* _EXTRACT TO READ_
*****

Chomoka launches this month!

The Chomoka team (Cohort 1) reached an important milestone this month with the onboarding of VSLA groups to start using the smartphone application for their weekly meetings. The team has been working diligently with the developers to test the application and fix bugs to create a stable version of the application that can be rolled out to a wider audience of groups. The team has 100 groups who have pre-registered for Chomoka in the Dar es Salaam area who will start using the application in the coming weeks and months. While the process has taken longer than the team hoped, they were determined to get the product right, using lean experimentation and human-centered design, so that customers have a positive first experience with Chomoka and word of mouth in communities drives demand. The team has 10 Chomoka Agents who have been trained and will be leading the on-boarding of the application with targeted VSLA groups from now into the new year. Check out how the app functions below! (The narration is in Swahili but the screen by screen navigation is in English!)

 

Announcing the 5 Scale X Design NYC Challenge Finalists!

Congratulations to all our Scale X Design Accelerator teams on their inspiring pitches at last night’s Pitch Practice in Atlanta! And thanks to everyone who came out to Atlanta Tech Village to join us for our first-ever pitch event. We are thrilled to announce the 5 Scale X Design Challenge finalists who will compete in NYC on Thursday, January 26 at 7pm. Join us on Facebook Live next week!

CHAT!- Cambodia

Worldwide, young people are leaving their families and migrating to urban areas to seek work. While these workers are particularly vulnerable to abuse and exploitation, traditional NGO programs are ill-equipped to reach them. CHAT! harnesses the reality of young urban factory workers in Cambodia, integrating both entertainment and technology to provide cost-effective and high-impact heath education through a unique combination of hands-on training, relatable video dramas and mobile games.

Chomoka: Digitizing Village Savings and Loan Associations (VSLAs)- Tanzania

For the 2 billion adults without a bank account, Chomoka aims to take traditional village Savings and loans groups and bring them into the digital age with a user-friendly mobile application that provides a pathway to formal financial services by documenting users’ credit histories while streamlining and simplifying the transactions of informal savings groups.

Journeys of Transformation- Rwanda 

When women gain the means to contribute financially to their household, it can upset long-held power dynamics within the family, often leading to conflict and even violence. Journeys of Transformation is a training program that empowers couples to improve communication, positively transform the balance of power between husbands and wives, and reduce the incidents of intimate partner violence.

Krishi Utsho- Bangladesh

While small family farms and plots feed the majority of the world’s population, there are few businesses that cater to their needs and constraints. Krishi Utsho (KU) is a micro-franchise network of small kiosks that sell agriculture inputs, supplies and services to these farmers, particularly women, in rural Bangladesh.

Mobile Application to Secure Tenure (MAST)- Tanzania

For the millions of Tanzanians who don’t have documentation proving they own their land, MAST is a mobile application that shortens the time, reduces the cost and simplifies the process for individuals to claim their land rights.

*****

* _WORK REQUEST A_
According to the Scale X Design update, where and when will the five challenge finalists compete?
* _WORK REQUEST B_
Rewrite the paragraph of the Scale X Design update that begins "The Chomoka team (Cohort 1) reached" as a concise bulleted list that keeps its main facts.
* _WORK REQUEST C_
Continue the Scale X Design update from where it stops.

*****

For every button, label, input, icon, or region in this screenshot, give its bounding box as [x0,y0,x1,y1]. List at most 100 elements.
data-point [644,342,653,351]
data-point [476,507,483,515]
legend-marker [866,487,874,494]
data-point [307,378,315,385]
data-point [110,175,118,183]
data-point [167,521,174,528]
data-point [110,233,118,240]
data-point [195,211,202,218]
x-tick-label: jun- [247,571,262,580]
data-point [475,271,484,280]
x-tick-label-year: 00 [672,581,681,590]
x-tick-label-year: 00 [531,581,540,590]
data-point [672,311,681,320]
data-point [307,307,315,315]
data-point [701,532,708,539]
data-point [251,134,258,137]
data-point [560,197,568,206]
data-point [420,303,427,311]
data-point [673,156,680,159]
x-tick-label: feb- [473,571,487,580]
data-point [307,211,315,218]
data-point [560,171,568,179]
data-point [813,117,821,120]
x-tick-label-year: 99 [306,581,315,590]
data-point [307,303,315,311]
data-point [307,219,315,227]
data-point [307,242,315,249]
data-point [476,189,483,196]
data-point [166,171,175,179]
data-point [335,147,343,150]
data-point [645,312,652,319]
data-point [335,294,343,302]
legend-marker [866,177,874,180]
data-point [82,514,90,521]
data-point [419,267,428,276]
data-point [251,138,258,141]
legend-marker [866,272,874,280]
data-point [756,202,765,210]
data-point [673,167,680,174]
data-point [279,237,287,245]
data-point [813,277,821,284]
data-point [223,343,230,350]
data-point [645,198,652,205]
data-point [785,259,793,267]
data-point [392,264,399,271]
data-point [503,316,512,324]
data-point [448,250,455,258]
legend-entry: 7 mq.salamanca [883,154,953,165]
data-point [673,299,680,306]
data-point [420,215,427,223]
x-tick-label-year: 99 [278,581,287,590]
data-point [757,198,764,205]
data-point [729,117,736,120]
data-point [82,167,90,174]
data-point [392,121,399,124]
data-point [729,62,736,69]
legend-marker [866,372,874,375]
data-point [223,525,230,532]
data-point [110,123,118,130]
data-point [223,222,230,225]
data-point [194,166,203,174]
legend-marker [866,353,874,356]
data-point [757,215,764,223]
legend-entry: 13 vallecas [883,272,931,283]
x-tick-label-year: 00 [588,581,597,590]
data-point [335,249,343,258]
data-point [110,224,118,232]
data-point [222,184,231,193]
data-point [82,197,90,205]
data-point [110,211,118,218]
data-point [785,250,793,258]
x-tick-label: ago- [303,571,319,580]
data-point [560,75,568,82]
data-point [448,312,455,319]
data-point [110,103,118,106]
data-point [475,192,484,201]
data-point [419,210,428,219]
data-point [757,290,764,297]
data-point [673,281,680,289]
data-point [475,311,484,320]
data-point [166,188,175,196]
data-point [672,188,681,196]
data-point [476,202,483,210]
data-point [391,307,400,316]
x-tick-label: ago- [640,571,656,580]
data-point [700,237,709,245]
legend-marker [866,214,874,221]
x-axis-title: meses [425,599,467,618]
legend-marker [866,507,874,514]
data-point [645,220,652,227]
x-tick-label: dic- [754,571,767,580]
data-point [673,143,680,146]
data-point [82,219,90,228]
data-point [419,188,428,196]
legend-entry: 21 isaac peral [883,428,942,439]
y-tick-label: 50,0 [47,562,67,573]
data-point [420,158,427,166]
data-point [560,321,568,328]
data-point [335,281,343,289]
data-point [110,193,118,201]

*****

* _EXERCISE OUTPUT A_
In NYC on Thursday, January 26, at 7pm.

* _EXERCISE OUTPUT B_
- This month the Chomoka team (Cohort 1) began onboarding VSLA groups to use the smartphone application for their weekly meetings.
- Working with the developers, the team tested the application and fixed bugs to produce a stable version that can be rolled out to a wider audience of groups.
- In the Dar es Salaam area, 100 groups have pre-registered and will start using the application in the coming weeks and months.
- The process took longer than hoped because the team, using lean experimentation and human-centered design, wanted customers to have a positive first experience so that word of mouth would drive demand.
- Ten trained Chomoka Agents will lead the onboarding of targeted VSLA groups from now into the new year.

* _EXERCISE OUTPUT C_
VSLA at 25

The global humanitarian aid and development industry has a problem: innovation is everywhere, but examples of successfully scaled solutions are far less common. Even when we achieve impact at scale, the process can take decades. For example, it took 17 years for CARE’s Village Savings and Loan Associations (VSLA) to go from idea to widespread impact, economically empowering millions. CARE’s Scale X Design (SXD) Accelerator was created to bridge that gap between innovation and impact. Two of the SXD teams’ innovations, Chomoka (Digital VSLA) and Journeys of Transformation, contain a VSLA component. Here is a story about VSLA at 25 that appeared in CARE’s latest edition of Impact Magazine.

MMD cash boxes hold the contributed savings for the community in Genki, Niger.

CARE Village Savings & Loan Associations: A Transformative Innovation Then — and Now by Shawn Reeves

For 25 years, CARE Village Savings and Loan Associations have powered change through innovative economics. It all started with a few women, a lot of ingenuity and a lockbox in remote Niger. They engineered their own financial independence by saving pennies a week, then loaning one another money to start businesses such as making and selling peanut oil, doughnuts or home remedies. The interest they paid on their loans came back to them as profit. They had become their own bankers.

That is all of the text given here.